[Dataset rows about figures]
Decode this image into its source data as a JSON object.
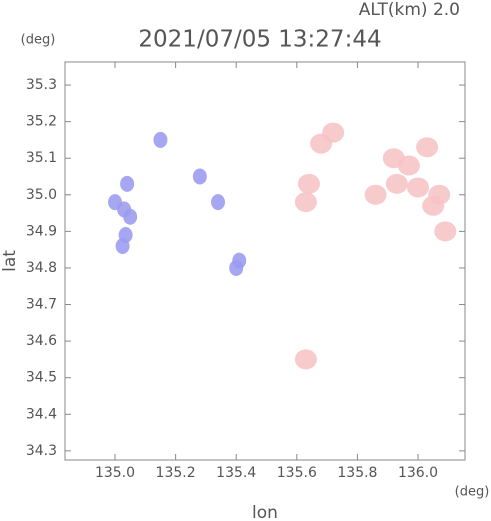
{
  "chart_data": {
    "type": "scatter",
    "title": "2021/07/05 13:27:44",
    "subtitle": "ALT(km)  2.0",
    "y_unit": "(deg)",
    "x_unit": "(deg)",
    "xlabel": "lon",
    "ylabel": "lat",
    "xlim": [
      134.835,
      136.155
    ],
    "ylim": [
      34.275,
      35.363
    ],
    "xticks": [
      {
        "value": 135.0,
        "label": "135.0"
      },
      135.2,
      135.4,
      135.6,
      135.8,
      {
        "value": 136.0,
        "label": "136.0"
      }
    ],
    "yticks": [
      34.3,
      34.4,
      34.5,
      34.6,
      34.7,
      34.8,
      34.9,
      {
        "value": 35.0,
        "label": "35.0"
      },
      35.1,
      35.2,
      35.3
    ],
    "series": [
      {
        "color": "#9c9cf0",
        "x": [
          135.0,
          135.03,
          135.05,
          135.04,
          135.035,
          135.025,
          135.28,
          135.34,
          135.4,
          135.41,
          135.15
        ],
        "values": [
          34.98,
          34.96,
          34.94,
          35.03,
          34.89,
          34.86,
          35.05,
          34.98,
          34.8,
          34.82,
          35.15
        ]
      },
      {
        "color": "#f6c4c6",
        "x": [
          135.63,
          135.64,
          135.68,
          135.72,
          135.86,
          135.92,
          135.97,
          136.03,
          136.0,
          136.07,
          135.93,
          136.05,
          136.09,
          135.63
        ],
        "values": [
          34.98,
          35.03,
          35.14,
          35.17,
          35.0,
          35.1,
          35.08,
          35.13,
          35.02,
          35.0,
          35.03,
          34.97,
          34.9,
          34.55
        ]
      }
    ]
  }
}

> [WHAT THE TASK ASKS]:
Restate each line of the records exactly; pictures do not belong in the copy.

> [SOLUTION FOR THIS PROBLEM]:
Decode this image into its source data as a JSON object.
{
  "chart_data": {
    "type": "scatter",
    "title": "2021/07/05 13:27:44",
    "subtitle": "ALT(km)  2.0",
    "y_unit": "(deg)",
    "x_unit": "(deg)",
    "xlabel": "lon",
    "ylabel": "lat",
    "xlim": [
      134.835,
      136.155
    ],
    "ylim": [
      34.275,
      35.363
    ],
    "xticks": [
      {
        "value": 135.0,
        "label": "135.0"
      },
      135.2,
      135.4,
      135.6,
      135.8,
      {
        "value": 136.0,
        "label": "136.0"
      }
    ],
    "yticks": [
      34.3,
      34.4,
      34.5,
      34.6,
      34.7,
      34.8,
      34.9,
      {
        "value": 35.0,
        "label": "35.0"
      },
      35.1,
      35.2,
      35.3
    ],
    "series": [
      {
        "color": "#9c9cf0",
        "x": [
          135.0,
          135.03,
          135.05,
          135.04,
          135.035,
          135.025,
          135.28,
          135.34,
          135.4,
          135.41,
          135.15
        ],
        "values": [
          34.98,
          34.96,
          34.94,
          35.03,
          34.89,
          34.86,
          35.05,
          34.98,
          34.8,
          34.82,
          35.15
        ]
      },
      {
        "color": "#f6c4c6",
        "x": [
          135.63,
          135.64,
          135.68,
          135.72,
          135.86,
          135.92,
          135.97,
          136.03,
          136.0,
          136.07,
          135.93,
          136.05,
          136.09,
          135.63
        ],
        "values": [
          34.98,
          35.03,
          35.14,
          35.17,
          35.0,
          35.1,
          35.08,
          35.13,
          35.02,
          35.0,
          35.03,
          34.97,
          34.9,
          34.55
        ]
      }
    ]
  }
}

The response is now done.